**DIRECTIVE:** Count the lines below that contain the word "Thames" and give only the number.

**STORED RECORDS:**

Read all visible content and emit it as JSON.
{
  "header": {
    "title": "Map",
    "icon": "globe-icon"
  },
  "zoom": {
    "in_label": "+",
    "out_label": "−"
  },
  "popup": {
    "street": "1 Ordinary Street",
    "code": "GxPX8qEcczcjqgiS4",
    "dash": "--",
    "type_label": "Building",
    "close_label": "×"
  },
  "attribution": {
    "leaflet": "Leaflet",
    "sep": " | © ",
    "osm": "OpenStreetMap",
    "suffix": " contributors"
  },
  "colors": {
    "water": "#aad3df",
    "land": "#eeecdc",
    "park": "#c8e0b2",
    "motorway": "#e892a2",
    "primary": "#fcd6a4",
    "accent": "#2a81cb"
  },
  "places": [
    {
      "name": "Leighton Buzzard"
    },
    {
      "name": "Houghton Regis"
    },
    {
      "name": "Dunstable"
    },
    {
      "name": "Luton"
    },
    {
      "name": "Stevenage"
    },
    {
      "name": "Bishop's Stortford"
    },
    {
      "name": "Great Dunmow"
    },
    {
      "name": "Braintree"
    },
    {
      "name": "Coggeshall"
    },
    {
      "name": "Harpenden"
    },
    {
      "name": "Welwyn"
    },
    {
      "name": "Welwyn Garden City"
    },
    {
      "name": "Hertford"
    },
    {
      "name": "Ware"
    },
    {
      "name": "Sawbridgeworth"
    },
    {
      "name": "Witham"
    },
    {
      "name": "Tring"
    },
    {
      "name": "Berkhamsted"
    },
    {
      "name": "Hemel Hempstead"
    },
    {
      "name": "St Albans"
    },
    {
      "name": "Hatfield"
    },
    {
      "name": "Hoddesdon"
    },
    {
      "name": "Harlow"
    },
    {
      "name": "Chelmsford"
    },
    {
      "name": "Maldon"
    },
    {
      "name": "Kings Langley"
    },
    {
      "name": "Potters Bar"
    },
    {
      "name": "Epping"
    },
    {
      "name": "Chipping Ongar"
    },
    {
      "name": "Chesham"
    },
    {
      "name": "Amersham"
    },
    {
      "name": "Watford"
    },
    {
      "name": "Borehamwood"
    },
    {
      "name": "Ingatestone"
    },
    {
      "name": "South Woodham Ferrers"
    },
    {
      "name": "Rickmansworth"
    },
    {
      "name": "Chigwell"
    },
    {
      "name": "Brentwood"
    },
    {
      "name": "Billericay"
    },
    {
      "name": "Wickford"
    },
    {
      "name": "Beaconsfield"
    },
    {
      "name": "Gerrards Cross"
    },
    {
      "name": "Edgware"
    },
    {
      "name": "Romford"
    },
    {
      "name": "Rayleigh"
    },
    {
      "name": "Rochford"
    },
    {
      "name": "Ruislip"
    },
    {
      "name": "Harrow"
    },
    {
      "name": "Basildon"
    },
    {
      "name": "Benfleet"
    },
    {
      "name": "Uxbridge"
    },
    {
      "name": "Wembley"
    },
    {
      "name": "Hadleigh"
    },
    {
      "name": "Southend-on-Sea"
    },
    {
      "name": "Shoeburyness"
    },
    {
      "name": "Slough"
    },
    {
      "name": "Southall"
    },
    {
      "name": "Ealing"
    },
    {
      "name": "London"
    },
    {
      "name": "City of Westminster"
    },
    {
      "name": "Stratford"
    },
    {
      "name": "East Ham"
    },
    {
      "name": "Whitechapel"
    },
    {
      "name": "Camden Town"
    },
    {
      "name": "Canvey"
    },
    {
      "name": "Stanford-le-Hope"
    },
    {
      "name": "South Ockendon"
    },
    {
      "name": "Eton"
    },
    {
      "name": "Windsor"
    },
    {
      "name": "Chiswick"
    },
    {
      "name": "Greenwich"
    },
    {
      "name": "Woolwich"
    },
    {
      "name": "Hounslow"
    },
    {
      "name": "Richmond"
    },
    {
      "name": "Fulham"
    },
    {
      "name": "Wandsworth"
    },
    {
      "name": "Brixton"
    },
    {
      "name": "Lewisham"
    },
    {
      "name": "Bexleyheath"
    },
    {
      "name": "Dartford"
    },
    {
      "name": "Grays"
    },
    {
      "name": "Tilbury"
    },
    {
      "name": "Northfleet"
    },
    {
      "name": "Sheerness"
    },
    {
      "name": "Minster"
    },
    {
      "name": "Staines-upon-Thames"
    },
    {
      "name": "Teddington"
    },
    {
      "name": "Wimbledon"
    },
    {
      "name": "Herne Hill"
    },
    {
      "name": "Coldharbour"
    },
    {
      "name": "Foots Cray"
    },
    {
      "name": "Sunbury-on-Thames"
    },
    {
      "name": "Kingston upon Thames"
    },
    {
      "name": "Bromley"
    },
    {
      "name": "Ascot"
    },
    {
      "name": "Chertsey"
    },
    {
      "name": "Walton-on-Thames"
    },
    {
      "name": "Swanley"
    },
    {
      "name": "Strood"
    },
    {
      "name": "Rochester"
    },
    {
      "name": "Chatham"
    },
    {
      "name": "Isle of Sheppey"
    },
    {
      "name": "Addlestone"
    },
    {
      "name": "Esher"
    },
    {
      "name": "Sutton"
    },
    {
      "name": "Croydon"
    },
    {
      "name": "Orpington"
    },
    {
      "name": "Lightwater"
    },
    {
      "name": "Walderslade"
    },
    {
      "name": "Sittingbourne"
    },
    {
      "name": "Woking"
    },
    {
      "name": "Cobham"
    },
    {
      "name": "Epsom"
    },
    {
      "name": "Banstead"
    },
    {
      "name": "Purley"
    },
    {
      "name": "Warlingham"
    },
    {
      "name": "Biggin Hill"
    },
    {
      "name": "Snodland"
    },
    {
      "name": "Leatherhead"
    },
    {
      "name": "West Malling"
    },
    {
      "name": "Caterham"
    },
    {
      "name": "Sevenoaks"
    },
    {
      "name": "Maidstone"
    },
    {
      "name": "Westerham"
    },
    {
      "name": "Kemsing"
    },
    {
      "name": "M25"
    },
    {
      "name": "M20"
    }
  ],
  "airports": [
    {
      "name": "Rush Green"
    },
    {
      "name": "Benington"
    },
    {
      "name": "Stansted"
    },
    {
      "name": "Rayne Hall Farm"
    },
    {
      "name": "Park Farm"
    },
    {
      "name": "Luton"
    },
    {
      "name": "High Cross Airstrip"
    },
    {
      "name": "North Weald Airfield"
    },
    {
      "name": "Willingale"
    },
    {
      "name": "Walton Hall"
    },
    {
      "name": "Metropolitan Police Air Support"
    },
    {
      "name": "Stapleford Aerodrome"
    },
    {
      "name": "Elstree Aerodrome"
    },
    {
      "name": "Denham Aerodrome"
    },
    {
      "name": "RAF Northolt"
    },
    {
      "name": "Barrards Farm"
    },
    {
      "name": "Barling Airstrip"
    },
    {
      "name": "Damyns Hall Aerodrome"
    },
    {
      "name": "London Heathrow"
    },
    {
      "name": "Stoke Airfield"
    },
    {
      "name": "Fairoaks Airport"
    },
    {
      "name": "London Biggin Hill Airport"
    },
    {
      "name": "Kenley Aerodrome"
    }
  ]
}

**RESULT BELOW:** 4